[Data entries for graphics]
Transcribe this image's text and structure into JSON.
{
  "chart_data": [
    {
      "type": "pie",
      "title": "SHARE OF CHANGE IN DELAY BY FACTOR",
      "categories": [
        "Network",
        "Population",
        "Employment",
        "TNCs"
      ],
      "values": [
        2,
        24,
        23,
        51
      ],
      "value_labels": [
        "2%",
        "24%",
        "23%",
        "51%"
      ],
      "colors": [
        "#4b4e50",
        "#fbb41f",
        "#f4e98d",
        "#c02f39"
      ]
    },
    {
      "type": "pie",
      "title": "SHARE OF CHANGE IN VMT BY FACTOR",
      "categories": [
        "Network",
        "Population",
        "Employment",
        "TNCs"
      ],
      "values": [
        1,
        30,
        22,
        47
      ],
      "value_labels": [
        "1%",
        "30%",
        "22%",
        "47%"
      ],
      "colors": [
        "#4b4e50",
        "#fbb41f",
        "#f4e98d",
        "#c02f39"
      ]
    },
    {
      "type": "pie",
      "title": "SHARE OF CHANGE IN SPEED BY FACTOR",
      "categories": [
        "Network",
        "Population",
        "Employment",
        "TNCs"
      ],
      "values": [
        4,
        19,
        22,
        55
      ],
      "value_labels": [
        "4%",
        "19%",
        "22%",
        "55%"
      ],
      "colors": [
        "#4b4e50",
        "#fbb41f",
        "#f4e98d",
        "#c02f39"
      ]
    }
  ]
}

Set exercise:
Return every line of the material exactly.

Correct result:
Transcribe this image's text and structure into JSON.
{
  "chart_data": [
    {
      "type": "pie",
      "title": "SHARE OF CHANGE IN DELAY BY FACTOR",
      "categories": [
        "Network",
        "Population",
        "Employment",
        "TNCs"
      ],
      "values": [
        2,
        24,
        23,
        51
      ],
      "value_labels": [
        "2%",
        "24%",
        "23%",
        "51%"
      ],
      "colors": [
        "#4b4e50",
        "#fbb41f",
        "#f4e98d",
        "#c02f39"
      ]
    },
    {
      "type": "pie",
      "title": "SHARE OF CHANGE IN VMT BY FACTOR",
      "categories": [
        "Network",
        "Population",
        "Employment",
        "TNCs"
      ],
      "values": [
        1,
        30,
        22,
        47
      ],
      "value_labels": [
        "1%",
        "30%",
        "22%",
        "47%"
      ],
      "colors": [
        "#4b4e50",
        "#fbb41f",
        "#f4e98d",
        "#c02f39"
      ]
    },
    {
      "type": "pie",
      "title": "SHARE OF CHANGE IN SPEED BY FACTOR",
      "categories": [
        "Network",
        "Population",
        "Employment",
        "TNCs"
      ],
      "values": [
        4,
        19,
        22,
        55
      ],
      "value_labels": [
        "4%",
        "19%",
        "22%",
        "55%"
      ],
      "colors": [
        "#4b4e50",
        "#fbb41f",
        "#f4e98d",
        "#c02f39"
      ]
    }
  ]
}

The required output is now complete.